* [INSTRUCTIONS FOR THE TASK] Among the entries below, how many lines include "color"? Give the number alone.

Extracted data entries
BEGIN

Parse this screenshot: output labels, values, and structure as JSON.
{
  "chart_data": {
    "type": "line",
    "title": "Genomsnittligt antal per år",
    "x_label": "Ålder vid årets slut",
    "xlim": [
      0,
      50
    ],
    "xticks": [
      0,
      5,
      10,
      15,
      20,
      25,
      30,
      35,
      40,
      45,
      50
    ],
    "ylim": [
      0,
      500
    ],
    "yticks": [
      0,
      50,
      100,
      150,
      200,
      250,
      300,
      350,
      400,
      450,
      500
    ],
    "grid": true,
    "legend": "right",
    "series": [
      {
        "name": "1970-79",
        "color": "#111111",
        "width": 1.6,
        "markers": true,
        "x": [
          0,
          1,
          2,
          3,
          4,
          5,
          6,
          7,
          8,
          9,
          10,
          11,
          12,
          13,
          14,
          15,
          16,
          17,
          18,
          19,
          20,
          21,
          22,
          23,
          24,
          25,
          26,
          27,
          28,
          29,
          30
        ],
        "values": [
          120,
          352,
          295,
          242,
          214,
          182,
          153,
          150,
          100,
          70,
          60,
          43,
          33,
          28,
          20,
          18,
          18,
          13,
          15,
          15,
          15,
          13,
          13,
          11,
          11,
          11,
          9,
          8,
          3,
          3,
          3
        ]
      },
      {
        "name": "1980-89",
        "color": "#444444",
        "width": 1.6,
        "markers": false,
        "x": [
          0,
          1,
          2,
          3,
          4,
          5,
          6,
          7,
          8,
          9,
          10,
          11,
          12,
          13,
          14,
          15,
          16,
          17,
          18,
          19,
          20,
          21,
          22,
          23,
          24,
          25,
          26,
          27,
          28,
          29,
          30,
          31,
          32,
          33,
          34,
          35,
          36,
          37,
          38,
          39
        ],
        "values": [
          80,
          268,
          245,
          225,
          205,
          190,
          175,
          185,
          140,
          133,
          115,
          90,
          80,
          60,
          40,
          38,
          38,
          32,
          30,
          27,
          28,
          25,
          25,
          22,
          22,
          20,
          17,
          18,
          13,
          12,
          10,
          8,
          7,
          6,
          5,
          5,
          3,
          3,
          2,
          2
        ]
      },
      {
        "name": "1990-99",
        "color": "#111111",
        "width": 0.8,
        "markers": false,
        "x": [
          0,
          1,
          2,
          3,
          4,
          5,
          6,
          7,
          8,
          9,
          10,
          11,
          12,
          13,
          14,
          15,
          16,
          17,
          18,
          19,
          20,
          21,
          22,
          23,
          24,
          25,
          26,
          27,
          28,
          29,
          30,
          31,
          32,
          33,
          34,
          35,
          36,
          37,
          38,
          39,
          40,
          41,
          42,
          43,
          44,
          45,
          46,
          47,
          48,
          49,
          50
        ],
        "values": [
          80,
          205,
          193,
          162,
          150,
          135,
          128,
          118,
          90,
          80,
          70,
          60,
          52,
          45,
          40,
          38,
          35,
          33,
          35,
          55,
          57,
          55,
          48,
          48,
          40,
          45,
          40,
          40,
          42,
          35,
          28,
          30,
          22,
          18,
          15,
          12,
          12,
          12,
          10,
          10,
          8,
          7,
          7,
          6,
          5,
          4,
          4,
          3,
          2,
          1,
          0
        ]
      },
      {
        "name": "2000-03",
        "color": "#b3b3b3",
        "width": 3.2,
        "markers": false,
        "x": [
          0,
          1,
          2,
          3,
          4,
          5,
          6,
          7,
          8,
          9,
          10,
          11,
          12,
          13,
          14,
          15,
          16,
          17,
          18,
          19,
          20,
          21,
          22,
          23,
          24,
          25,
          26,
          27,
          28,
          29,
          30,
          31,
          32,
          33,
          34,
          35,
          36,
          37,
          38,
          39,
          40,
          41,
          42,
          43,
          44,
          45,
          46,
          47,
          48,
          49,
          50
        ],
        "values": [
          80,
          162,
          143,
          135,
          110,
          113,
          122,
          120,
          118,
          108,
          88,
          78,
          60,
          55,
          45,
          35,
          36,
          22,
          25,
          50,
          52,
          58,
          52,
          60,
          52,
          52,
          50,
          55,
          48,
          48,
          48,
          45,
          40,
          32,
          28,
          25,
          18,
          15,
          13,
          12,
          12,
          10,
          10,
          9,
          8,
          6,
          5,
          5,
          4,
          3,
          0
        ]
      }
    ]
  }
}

END

* [SOLVED PROBLEM] 4